Find how many lines in the data below mention "payers". Give the number only.

Data records
┌──

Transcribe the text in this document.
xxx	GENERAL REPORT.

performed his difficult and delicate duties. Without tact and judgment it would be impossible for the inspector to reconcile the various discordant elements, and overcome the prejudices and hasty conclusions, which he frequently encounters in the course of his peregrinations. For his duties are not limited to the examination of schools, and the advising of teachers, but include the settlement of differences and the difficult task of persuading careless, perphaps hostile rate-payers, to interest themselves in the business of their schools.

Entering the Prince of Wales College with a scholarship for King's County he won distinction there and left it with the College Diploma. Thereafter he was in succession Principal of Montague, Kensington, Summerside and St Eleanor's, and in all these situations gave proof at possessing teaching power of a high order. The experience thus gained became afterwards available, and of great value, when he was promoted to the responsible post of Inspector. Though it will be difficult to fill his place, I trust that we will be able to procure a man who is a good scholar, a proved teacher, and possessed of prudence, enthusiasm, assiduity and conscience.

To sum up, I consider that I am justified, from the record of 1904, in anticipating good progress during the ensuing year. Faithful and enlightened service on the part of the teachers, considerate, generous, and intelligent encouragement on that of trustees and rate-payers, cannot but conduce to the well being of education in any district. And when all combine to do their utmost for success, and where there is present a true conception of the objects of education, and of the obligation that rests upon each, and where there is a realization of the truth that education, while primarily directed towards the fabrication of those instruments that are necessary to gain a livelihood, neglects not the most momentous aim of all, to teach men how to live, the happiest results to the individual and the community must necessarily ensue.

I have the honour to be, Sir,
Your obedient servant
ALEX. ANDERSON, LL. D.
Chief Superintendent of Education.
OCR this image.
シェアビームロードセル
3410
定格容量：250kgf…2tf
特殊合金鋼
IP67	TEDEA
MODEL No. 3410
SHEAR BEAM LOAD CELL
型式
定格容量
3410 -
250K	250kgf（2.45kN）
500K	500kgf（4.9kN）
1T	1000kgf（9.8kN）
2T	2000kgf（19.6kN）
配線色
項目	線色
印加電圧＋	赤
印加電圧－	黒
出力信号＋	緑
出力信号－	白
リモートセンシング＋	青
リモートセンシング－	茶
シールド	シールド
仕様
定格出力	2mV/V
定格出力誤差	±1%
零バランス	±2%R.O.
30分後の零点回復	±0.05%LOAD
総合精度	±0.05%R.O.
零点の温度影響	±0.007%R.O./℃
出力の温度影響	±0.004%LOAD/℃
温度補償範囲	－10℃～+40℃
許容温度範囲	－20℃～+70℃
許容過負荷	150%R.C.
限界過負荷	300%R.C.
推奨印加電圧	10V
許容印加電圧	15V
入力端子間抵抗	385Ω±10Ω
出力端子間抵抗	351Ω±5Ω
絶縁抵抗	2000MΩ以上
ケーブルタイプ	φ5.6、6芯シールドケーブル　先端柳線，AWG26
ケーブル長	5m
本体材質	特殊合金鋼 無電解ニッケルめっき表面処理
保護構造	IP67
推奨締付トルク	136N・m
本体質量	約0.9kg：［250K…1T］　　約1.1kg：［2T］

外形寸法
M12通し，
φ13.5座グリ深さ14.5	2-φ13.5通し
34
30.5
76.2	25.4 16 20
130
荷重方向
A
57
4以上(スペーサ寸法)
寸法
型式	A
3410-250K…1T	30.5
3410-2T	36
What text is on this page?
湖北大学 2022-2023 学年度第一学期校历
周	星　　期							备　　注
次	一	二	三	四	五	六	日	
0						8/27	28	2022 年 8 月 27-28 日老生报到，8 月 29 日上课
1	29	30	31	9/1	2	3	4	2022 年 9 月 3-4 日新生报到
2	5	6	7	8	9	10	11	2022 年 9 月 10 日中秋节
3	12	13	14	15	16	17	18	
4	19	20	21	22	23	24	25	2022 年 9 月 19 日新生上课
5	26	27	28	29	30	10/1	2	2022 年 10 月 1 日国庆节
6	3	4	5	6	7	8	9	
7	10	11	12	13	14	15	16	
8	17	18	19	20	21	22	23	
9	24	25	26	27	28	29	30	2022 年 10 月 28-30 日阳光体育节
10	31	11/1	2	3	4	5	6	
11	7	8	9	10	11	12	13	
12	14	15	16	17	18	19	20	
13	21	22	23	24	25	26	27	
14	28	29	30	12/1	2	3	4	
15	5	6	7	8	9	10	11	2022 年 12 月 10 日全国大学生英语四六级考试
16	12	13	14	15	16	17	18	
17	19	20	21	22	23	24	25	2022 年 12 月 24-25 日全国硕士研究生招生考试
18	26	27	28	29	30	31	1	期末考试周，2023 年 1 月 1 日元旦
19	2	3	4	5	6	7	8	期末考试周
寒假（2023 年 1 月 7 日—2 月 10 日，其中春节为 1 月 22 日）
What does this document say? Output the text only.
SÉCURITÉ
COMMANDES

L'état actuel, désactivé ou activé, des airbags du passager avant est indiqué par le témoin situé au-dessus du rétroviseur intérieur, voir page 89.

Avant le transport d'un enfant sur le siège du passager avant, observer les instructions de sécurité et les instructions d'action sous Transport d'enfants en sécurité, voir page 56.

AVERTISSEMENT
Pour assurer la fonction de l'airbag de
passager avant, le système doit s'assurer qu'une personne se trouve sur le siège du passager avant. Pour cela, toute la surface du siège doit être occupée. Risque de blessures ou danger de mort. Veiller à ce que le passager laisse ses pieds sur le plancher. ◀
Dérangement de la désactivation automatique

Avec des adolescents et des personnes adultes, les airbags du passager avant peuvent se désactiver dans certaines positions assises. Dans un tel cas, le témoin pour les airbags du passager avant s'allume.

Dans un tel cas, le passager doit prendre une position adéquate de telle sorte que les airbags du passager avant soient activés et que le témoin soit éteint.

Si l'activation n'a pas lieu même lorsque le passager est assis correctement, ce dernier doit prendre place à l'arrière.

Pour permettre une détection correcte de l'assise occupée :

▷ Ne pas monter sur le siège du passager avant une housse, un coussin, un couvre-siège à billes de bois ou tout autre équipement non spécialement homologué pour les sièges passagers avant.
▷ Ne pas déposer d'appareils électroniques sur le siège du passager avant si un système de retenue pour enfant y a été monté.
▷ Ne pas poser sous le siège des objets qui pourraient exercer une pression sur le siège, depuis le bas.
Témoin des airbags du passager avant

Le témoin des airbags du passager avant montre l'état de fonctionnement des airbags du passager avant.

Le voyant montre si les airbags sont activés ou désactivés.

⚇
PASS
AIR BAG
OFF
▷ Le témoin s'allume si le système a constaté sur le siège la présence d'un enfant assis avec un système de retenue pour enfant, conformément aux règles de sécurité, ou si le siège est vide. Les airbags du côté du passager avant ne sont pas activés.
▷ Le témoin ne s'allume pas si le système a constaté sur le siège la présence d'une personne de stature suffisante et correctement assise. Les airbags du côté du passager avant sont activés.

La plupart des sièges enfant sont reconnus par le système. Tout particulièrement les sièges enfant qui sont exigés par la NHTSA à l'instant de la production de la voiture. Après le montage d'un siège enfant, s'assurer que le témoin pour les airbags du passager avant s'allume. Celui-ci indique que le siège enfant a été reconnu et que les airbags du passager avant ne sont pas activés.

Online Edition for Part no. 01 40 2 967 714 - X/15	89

└──

- _SOLUTION_
2